— START —

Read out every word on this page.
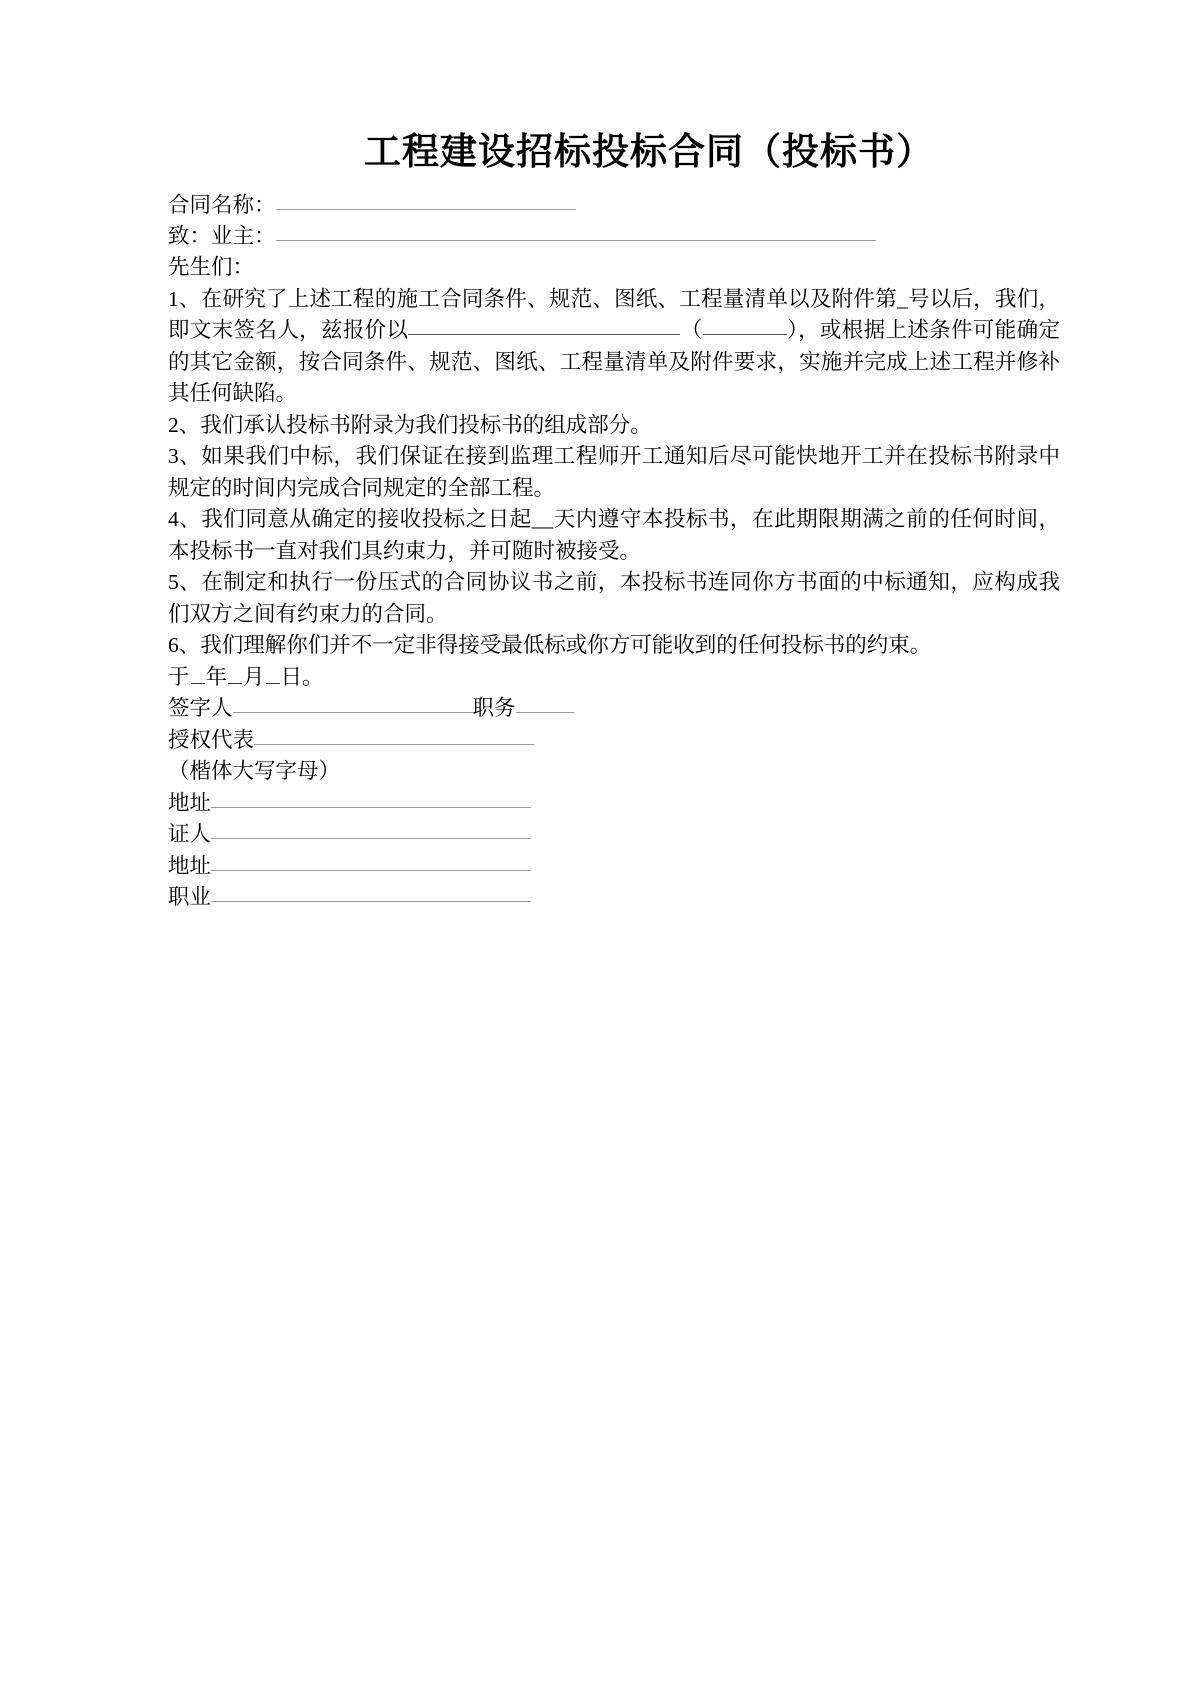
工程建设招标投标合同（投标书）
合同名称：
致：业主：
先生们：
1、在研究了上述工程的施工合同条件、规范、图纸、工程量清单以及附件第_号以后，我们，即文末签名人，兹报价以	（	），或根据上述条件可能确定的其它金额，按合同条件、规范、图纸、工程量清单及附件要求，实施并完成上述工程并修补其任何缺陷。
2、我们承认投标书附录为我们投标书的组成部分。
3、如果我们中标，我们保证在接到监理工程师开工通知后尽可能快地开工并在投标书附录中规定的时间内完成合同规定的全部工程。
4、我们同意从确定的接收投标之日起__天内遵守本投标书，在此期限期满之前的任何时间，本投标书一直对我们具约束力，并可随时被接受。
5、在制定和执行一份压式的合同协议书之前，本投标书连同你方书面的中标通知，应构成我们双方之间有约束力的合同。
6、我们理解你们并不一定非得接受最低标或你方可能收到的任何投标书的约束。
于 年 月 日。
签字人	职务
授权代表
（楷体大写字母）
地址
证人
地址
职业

— END —
— START —

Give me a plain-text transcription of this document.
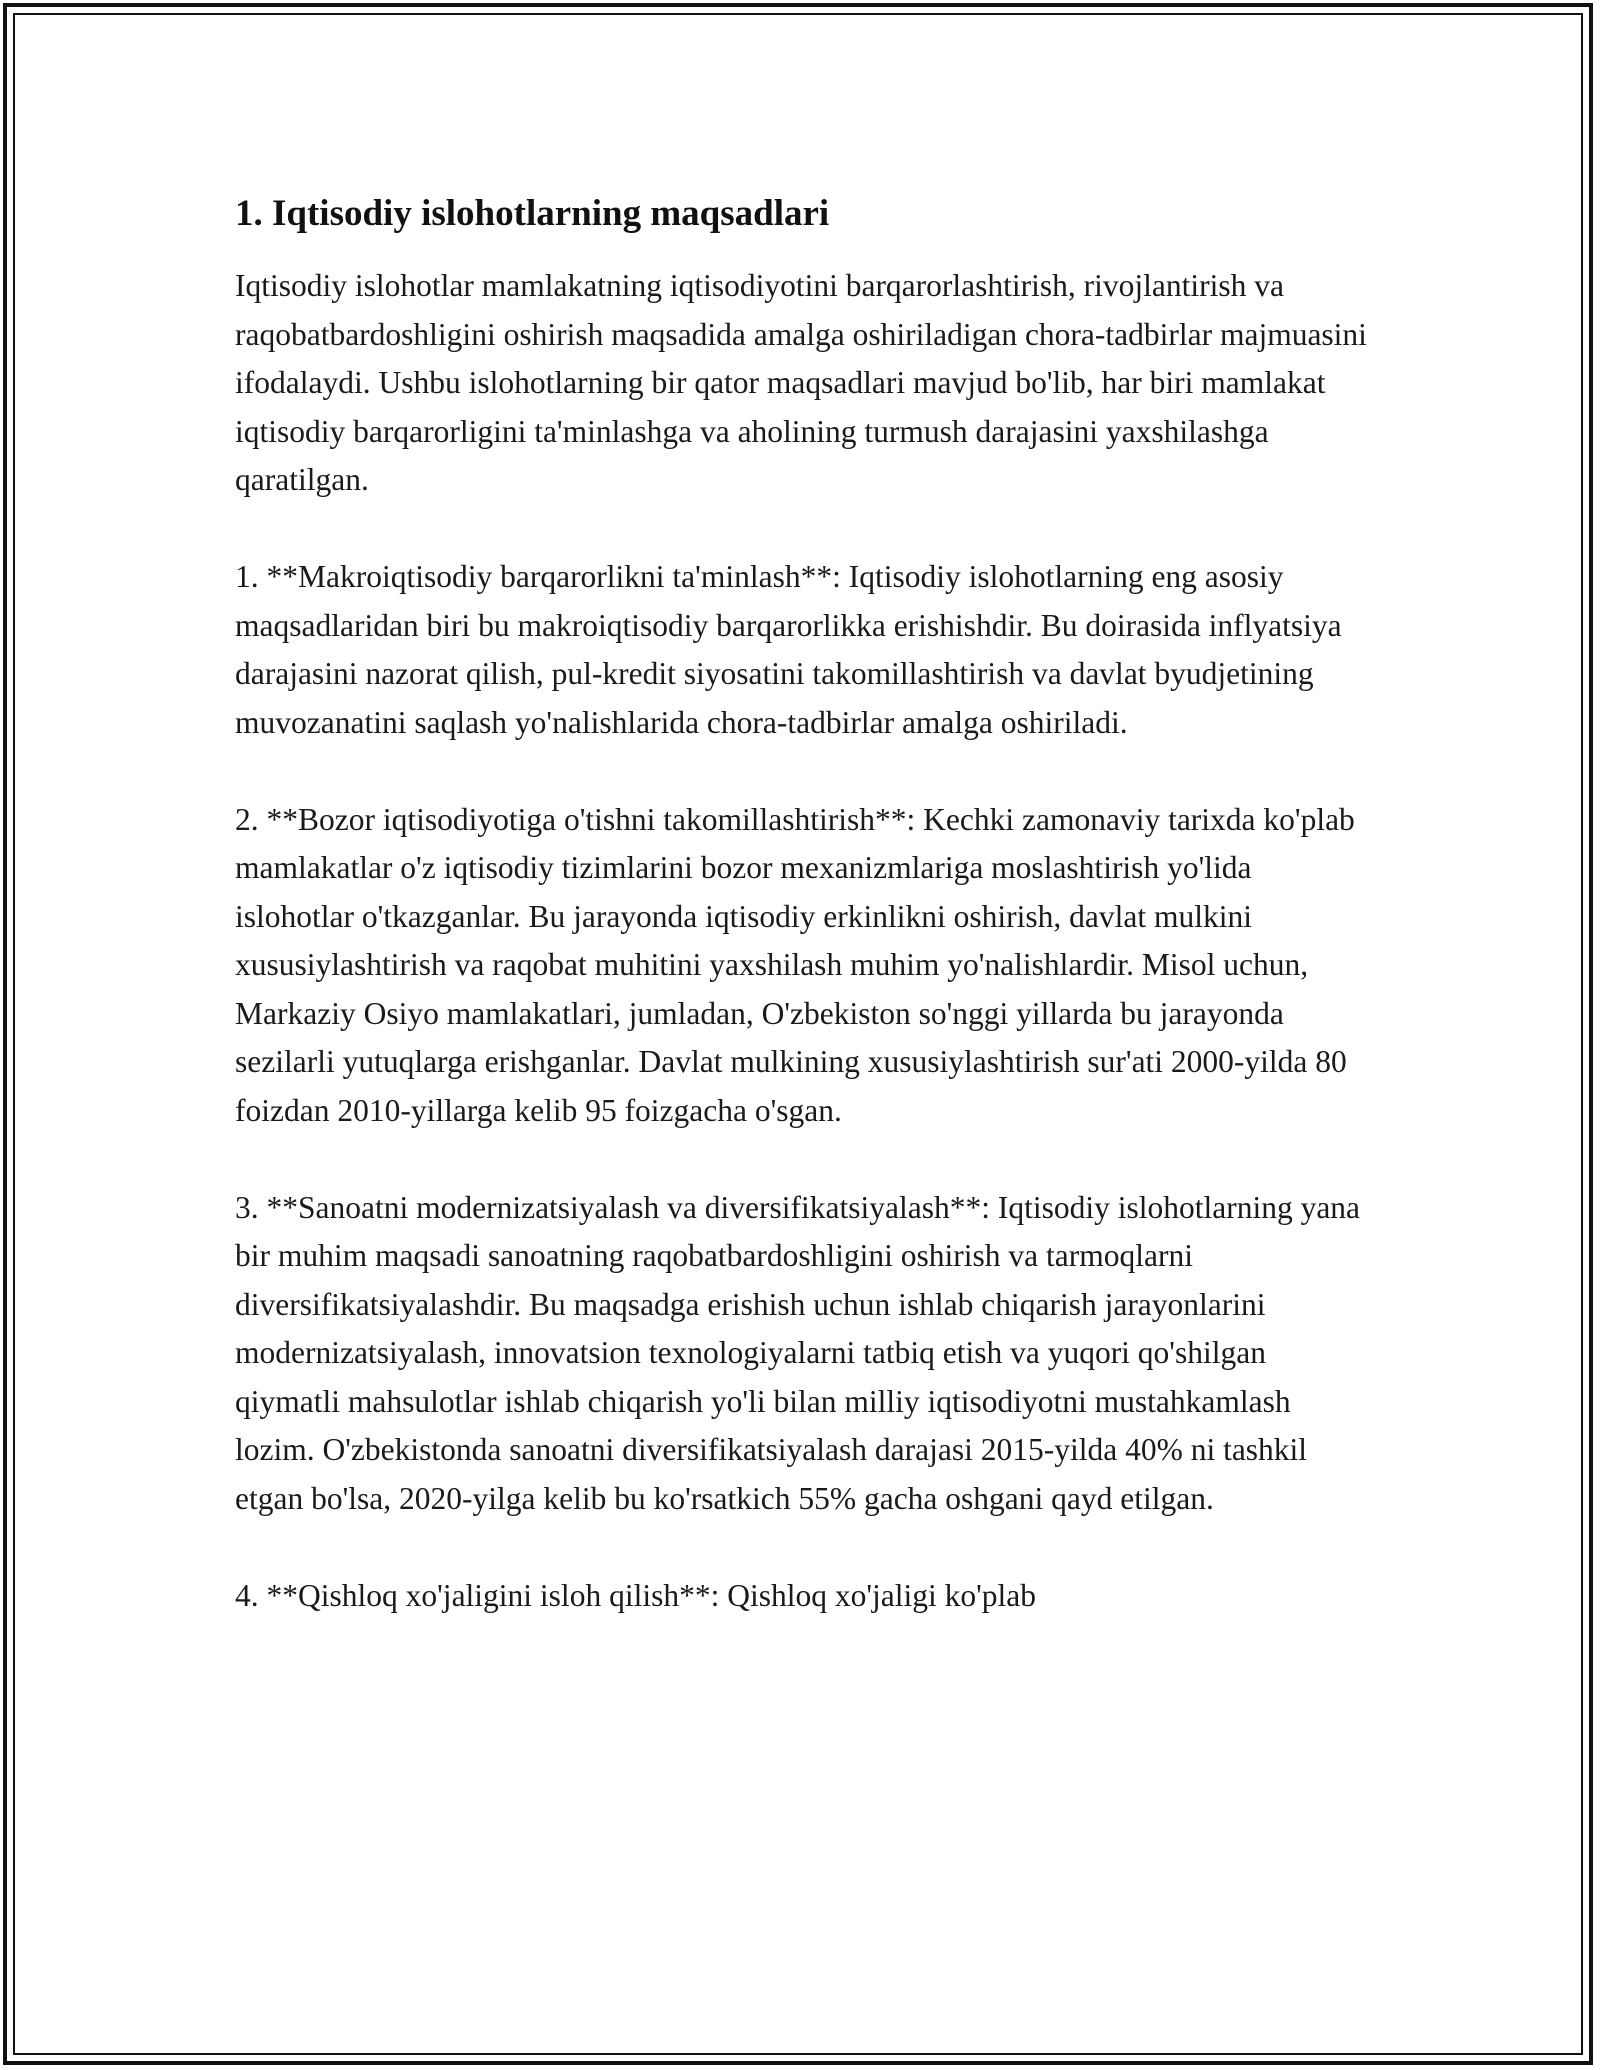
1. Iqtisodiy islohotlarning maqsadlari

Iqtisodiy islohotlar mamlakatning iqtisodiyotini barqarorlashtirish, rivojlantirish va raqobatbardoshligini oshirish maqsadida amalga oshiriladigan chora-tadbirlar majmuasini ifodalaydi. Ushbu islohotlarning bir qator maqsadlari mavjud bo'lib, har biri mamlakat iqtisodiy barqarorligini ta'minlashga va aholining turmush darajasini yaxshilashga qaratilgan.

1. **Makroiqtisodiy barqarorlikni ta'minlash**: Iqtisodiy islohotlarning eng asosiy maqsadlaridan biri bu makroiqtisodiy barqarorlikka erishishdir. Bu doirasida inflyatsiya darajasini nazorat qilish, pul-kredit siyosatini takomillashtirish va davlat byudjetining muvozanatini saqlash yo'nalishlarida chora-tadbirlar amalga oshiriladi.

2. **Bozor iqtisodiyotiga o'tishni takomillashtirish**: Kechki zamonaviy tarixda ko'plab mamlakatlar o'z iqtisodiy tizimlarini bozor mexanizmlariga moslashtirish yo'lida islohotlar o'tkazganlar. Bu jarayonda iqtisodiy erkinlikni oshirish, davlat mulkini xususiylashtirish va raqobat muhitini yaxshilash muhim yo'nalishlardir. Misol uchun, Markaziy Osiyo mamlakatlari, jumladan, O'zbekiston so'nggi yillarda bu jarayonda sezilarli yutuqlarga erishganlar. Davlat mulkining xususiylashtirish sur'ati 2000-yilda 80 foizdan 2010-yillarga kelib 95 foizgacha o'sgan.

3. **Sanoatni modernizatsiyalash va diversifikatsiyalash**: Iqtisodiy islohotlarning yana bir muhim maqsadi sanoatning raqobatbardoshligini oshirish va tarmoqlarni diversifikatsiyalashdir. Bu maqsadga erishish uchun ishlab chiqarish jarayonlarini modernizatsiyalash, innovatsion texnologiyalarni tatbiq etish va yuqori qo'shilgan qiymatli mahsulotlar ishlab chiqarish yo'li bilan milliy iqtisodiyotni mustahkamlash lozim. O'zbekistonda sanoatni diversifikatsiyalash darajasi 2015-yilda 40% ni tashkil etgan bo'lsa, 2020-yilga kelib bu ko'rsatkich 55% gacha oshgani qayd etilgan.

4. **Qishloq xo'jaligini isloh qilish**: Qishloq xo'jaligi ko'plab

— END —

## What to work on
Give the number of lines above in which the word "chora" occurs, with nothing else.

## Answer for this exercise
2